━━━ PROVIDED RECORDS ━━━

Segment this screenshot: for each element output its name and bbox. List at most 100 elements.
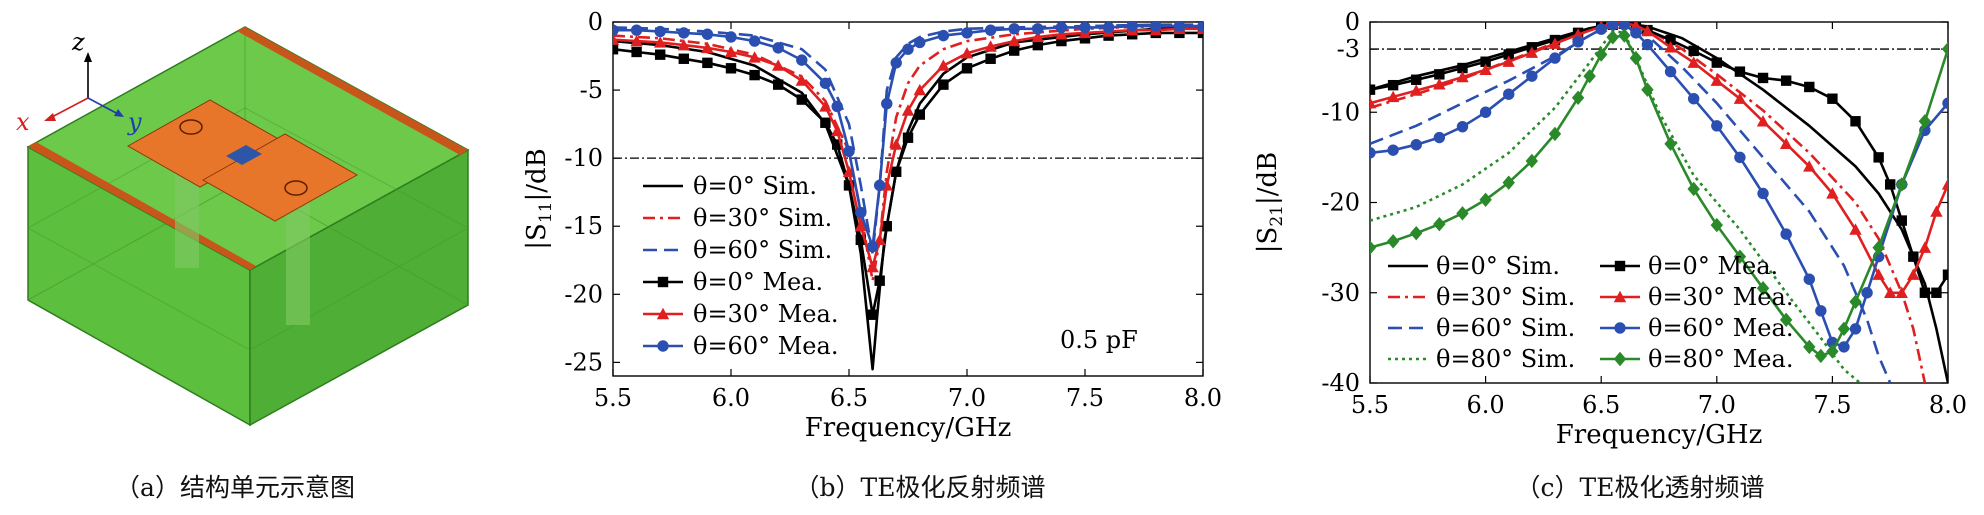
data-point-7-13: [1618, 28, 1631, 43]
data-point-5-8: [796, 54, 808, 66]
chart-annotation: 0.5 pF: [1060, 326, 1138, 354]
data-point-5-16: [1687, 56, 1700, 68]
data-point-6-19: [1757, 187, 1769, 200]
data-point-4-2: [654, 36, 667, 48]
unit-cell-diagram: z x y: [16, 26, 470, 427]
data-point-5-19: [937, 29, 950, 42]
data-point-6-6: [1503, 88, 1515, 100]
data-point-3-22: [1009, 45, 1020, 56]
data-point-4-20: [960, 47, 974, 59]
data-point-5-21: [984, 24, 997, 36]
data-point-3-17: [902, 132, 914, 143]
y-tick-label: -3: [1337, 35, 1360, 63]
data-point-4-19: [1757, 72, 1769, 84]
data-point-3-16: [891, 166, 902, 177]
data-point-3-0: [613, 44, 619, 55]
data-point-5-5: [725, 31, 737, 43]
data-point-5-2: [1410, 84, 1423, 96]
data-point-3-8: [796, 94, 807, 105]
data-point-7-9: [1571, 90, 1585, 106]
data-point-6-5: [1479, 106, 1492, 118]
data-point-4-30: [1942, 269, 1948, 280]
y-tick-label: -20: [1321, 189, 1360, 217]
x-tick-label: 6.5: [1582, 391, 1620, 419]
legend-label-3: θ=0° Mea.: [693, 268, 823, 296]
legend-label-6: θ=60° Mea.: [1648, 314, 1793, 342]
data-point-6-7: [1526, 70, 1538, 82]
data-point-6-10: [1595, 23, 1607, 35]
data-point-4-27: [1908, 251, 1919, 262]
data-point-5-22: [1826, 187, 1839, 199]
data-point-7-15: [1641, 82, 1654, 97]
data-point-4-16: [890, 138, 903, 150]
data-point-4-24: [1055, 28, 1068, 40]
data-point-6-3: [1433, 131, 1446, 144]
data-point-3-25: [1079, 33, 1091, 44]
data-point-5-22: [1008, 23, 1020, 35]
x-tick-label: 7.0: [948, 384, 986, 412]
metal-strip-right: [237, 27, 468, 155]
data-point-5-24: [1055, 22, 1068, 34]
data-point-5-13: [866, 240, 879, 253]
y-axis-label-part: |/dB: [1253, 152, 1283, 205]
data-point-3-12: [855, 234, 866, 246]
data-point-4-24: [1873, 152, 1884, 163]
data-point-4-6: [1503, 49, 1514, 60]
data-point-4-18: [1734, 66, 1746, 77]
s11-chart: 5.5 6.0 6.5 7.0 7.5 8.0 0 -5 -10 -15 -20 -25 Frequen…: [522, 8, 1222, 443]
data-point-7-23: [1814, 348, 1828, 364]
data-point-3-9: [820, 117, 831, 128]
data-point-7-1: [1386, 234, 1400, 249]
data-point-6-18: [1734, 151, 1746, 164]
x-tick-label: 7.5: [1066, 384, 1104, 412]
x-tick-label: 6.5: [830, 384, 868, 412]
data-point-3-19: [938, 79, 949, 90]
data-point-4-15: [1665, 34, 1676, 46]
legend-label-4: θ=30° Mea.: [693, 300, 838, 328]
data-point-3-24: [1056, 35, 1067, 47]
legend-marker: [1613, 351, 1627, 367]
data-point-6-0: [1370, 147, 1376, 159]
data-point-3-1: [631, 46, 642, 58]
data-point-5-17: [1710, 74, 1723, 86]
data-point-4-9: [819, 100, 832, 112]
data-point-3-20: [961, 63, 973, 74]
data-point-5-28: [1918, 241, 1932, 253]
data-point-7-0: [1370, 240, 1377, 255]
legend-label-0: θ=0° Sim.: [693, 172, 817, 200]
legend-marker: [656, 307, 670, 320]
data-point-6-25: [1849, 323, 1862, 335]
data-point-4-28: [1919, 287, 1931, 298]
via-pad-right: [284, 180, 308, 196]
x-tick-label: 5.5: [1351, 391, 1389, 419]
data-point-5-16: [890, 57, 902, 69]
data-point-6-20: [1780, 228, 1792, 240]
data-point-7-26: [1849, 294, 1862, 309]
data-point-3-3: [678, 53, 689, 64]
data-point-6-2: [1410, 139, 1422, 151]
capacitor-gap: [226, 145, 262, 165]
y-tick-label: -30: [1321, 279, 1360, 307]
data-point-4-10: [831, 124, 844, 137]
data-point-7-20: [1756, 281, 1770, 296]
legend-marker: [657, 276, 669, 288]
y-tick-label: -5: [580, 76, 603, 104]
x-tick-label: 7.0: [1698, 391, 1736, 419]
data-point-7-14: [1629, 50, 1643, 66]
data-point-3-4: [702, 57, 713, 69]
data-point-7-5: [1479, 192, 1492, 207]
plot-area: [613, 22, 1203, 371]
data-point-7-24: [1826, 344, 1839, 359]
y-axis-label: |S11|/dB: [522, 148, 556, 250]
data-point-5-9: [1571, 28, 1585, 40]
data-point-7-7: [1525, 153, 1539, 169]
data-point-5-25: [1884, 286, 1897, 298]
data-point-4-26: [1896, 215, 1907, 226]
x-tick-label: 7.5: [1813, 391, 1851, 419]
y-tick-label: -15: [564, 212, 603, 240]
data-point-5-19: [1756, 115, 1770, 127]
x-tick-label: 5.5: [594, 384, 632, 412]
data-point-5-26: [1102, 22, 1115, 34]
data-point-5-15: [881, 97, 893, 110]
legend-label-2: θ=60° Sim.: [1436, 314, 1575, 342]
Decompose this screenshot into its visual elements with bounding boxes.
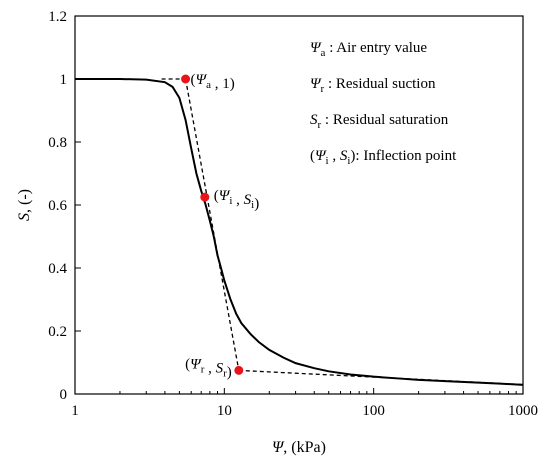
plot-frame bbox=[74, 15, 524, 395]
air-entry-point bbox=[181, 74, 191, 84]
y-tick-label: 0.2 bbox=[48, 324, 67, 340]
y-tick-label: 0.4 bbox=[48, 261, 67, 277]
y-tick-label: 1 bbox=[60, 72, 68, 88]
y-tick-label: 1.2 bbox=[48, 9, 67, 25]
air-entry-label: (Ψa , 1) bbox=[191, 72, 235, 92]
retention-curve bbox=[75, 78, 524, 386]
y-tick-label: 0 bbox=[60, 387, 68, 403]
tangent-line bbox=[184, 78, 240, 371]
legend-item: (Ψi , Si): Inflection point bbox=[310, 148, 457, 167]
legend-item: Sr : Residual saturation bbox=[310, 112, 449, 131]
key-points bbox=[181, 74, 244, 375]
x-tick-label: 1000 bbox=[508, 403, 538, 419]
x-tick-label: 10 bbox=[217, 403, 232, 419]
x-axis-label: Ψ, (kPa) bbox=[272, 439, 326, 456]
x-tick-label: 1 bbox=[71, 403, 79, 419]
residual-point bbox=[234, 365, 244, 375]
tick-labels: 1 10 100 1000 0 0.2 0.4 0.6 0.8 1 1.2 bbox=[48, 9, 538, 419]
inflection-point bbox=[200, 192, 210, 202]
point-annotations: (Ψa , 1) (Ψi , Si) (Ψr , Sr) bbox=[185, 72, 259, 380]
legend-item: Ψr : Residual suction bbox=[310, 76, 436, 95]
residual-label: (Ψr , Sr) bbox=[185, 356, 232, 380]
x-tick-label: 100 bbox=[362, 403, 385, 419]
legend-item: Ψa : Air entry value bbox=[310, 40, 427, 59]
y-axis-label: S, (-) bbox=[16, 189, 33, 221]
y-tick-label: 0.6 bbox=[48, 198, 67, 214]
axis-ticks bbox=[74, 15, 524, 395]
inflection-label: (Ψi , Si) bbox=[214, 188, 259, 212]
legend: Ψa : Air entry value Ψr : Residual suctio… bbox=[310, 40, 457, 167]
y-tick-label: 0.8 bbox=[48, 135, 67, 151]
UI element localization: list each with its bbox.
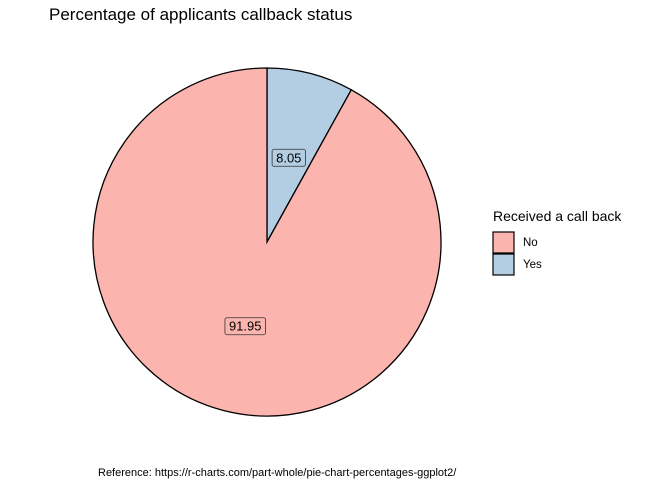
pie-slice-no [92, 67, 442, 417]
legend: Received a call back No Yes [492, 208, 622, 276]
slice-value-yes: 8.05 [276, 150, 301, 165]
legend-label-yes: Yes [523, 259, 542, 271]
slice-label-box-no [224, 317, 266, 336]
chart-title: Percentage of applicants callback status [49, 5, 352, 24]
legend-items: No Yes [492, 231, 542, 276]
legend-label-no: No [523, 237, 538, 249]
legend-title: Received a call back [493, 208, 622, 224]
slice-label-no: 91.95 [224, 317, 266, 336]
legend-key-no [492, 231, 515, 254]
pie-slice-yes [266, 67, 353, 245]
slice-labels: 8.05 91.95 [224, 148, 306, 336]
pie-slices [92, 67, 442, 417]
slice-value-no: 91.95 [229, 319, 262, 334]
slice-label-yes: 8.05 [271, 148, 306, 167]
legend-key-yes [492, 253, 515, 276]
chart-caption: Reference: https://r-charts.com/part-who… [98, 467, 457, 479]
slice-label-box-yes [271, 148, 306, 167]
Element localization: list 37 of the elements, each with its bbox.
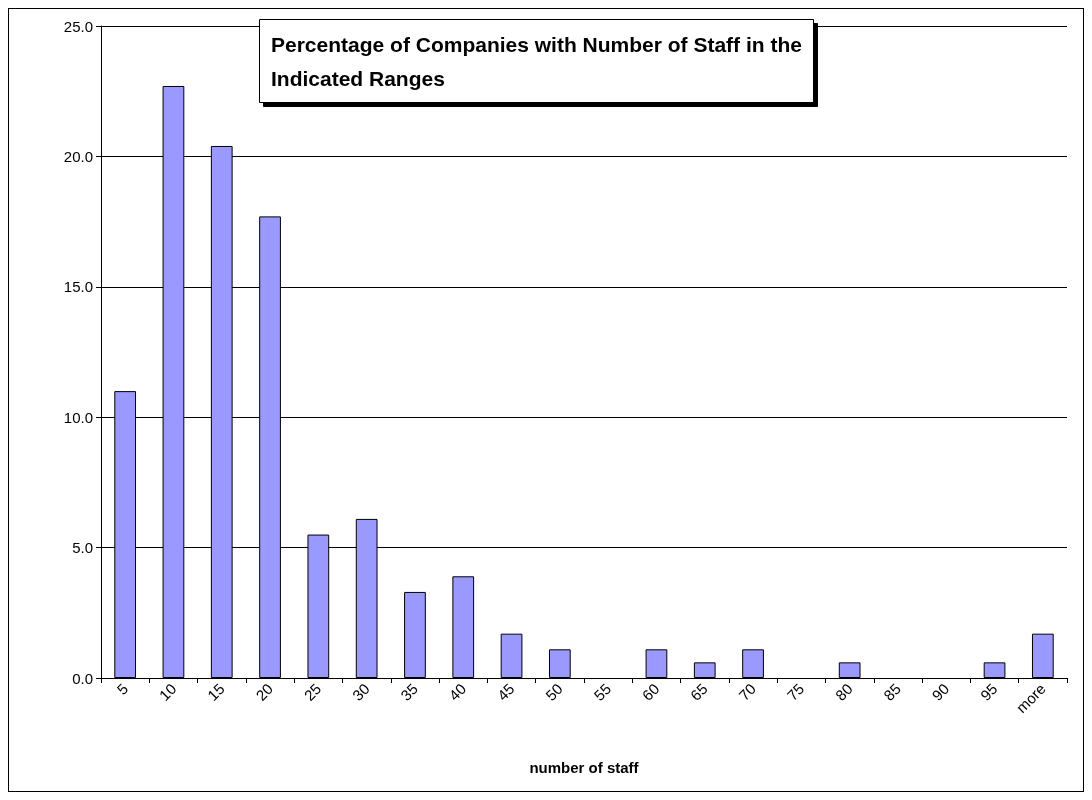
x-tick-label: 50 — [542, 679, 566, 704]
x-tick-label: 25 — [300, 679, 325, 704]
bar — [500, 633, 523, 678]
x-tick-label: 60 — [638, 679, 663, 704]
x-tick-label: 55 — [590, 679, 615, 704]
bar — [645, 649, 668, 678]
x-tick-label: 35 — [397, 679, 421, 704]
bar — [548, 649, 571, 678]
y-tick-label: 25.0 — [63, 17, 93, 35]
x-axis-title: number of staff — [529, 759, 640, 776]
x-tick-label: 80 — [831, 679, 856, 704]
y-tick-label: 15.0 — [63, 278, 93, 296]
bar — [1031, 633, 1054, 678]
x-tick-label: 65 — [686, 679, 711, 704]
bar — [404, 591, 426, 678]
y-tick-label: 0.0 — [72, 669, 93, 687]
x-tick-label: 20 — [252, 679, 277, 704]
x-tick-label: 30 — [348, 679, 373, 704]
bar — [983, 662, 1006, 678]
x-tick-label: 10 — [155, 679, 180, 704]
x-tick-label: 5 — [113, 679, 132, 698]
y-tick-label: 5.0 — [72, 539, 93, 557]
x-tick-label: 95 — [976, 679, 1001, 704]
bar — [452, 576, 475, 678]
x-tick-label: 85 — [880, 679, 904, 704]
x-tick-label: 75 — [783, 679, 808, 704]
bar — [742, 649, 764, 678]
x-tick-label: 40 — [445, 679, 470, 704]
bar — [838, 662, 861, 678]
y-tick-label: 20.0 — [63, 147, 93, 165]
x-tick-label: 70 — [735, 679, 760, 704]
x-tick-label: 15 — [203, 679, 228, 704]
y-tick-label: 10.0 — [63, 408, 93, 426]
bar — [693, 662, 716, 678]
x-tick-label: 45 — [493, 679, 518, 704]
text: Percentage of Companies with Number of Staff in the Indicated Ranges — [271, 32, 802, 90]
x-tick-label: 90 — [928, 679, 953, 704]
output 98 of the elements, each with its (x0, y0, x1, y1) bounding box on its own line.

━━━

TASK REQUIREMENTS — Reproduce the lines of the listing verbatim, beginning at the line that contains "x-tick-label: 50 — [542, 679, 566, 704]" and stopping after the line that contains "x-tick-label: 95 — [976, 679, 1001, 704]".

COMPLETE ANSWER —
x-tick-label: 50 — [542, 679, 566, 704]
x-tick-label: 25 — [300, 679, 325, 704]
bar — [500, 633, 523, 678]
x-tick-label: 60 — [638, 679, 663, 704]
x-tick-label: 55 — [590, 679, 615, 704]
bar — [645, 649, 668, 678]
x-tick-label: 35 — [397, 679, 421, 704]
bar — [548, 649, 571, 678]
y-tick-label: 25.0 — [63, 17, 93, 35]
x-axis-title: number of staff — [529, 759, 640, 776]
x-tick-label: 80 — [831, 679, 856, 704]
y-tick-label: 15.0 — [63, 278, 93, 296]
bar — [1031, 633, 1054, 678]
x-tick-label: 65 — [686, 679, 711, 704]
bar — [404, 591, 426, 678]
y-tick-label: 0.0 — [72, 669, 93, 687]
x-tick-label: 20 — [252, 679, 277, 704]
x-tick-label: 30 — [348, 679, 373, 704]
bar — [983, 662, 1006, 678]
x-tick-label: 10 — [155, 679, 180, 704]
x-tick-label: 5 — [113, 679, 132, 698]
y-tick-label: 5.0 — [72, 539, 93, 557]
x-tick-label: 95 — [976, 679, 1001, 704]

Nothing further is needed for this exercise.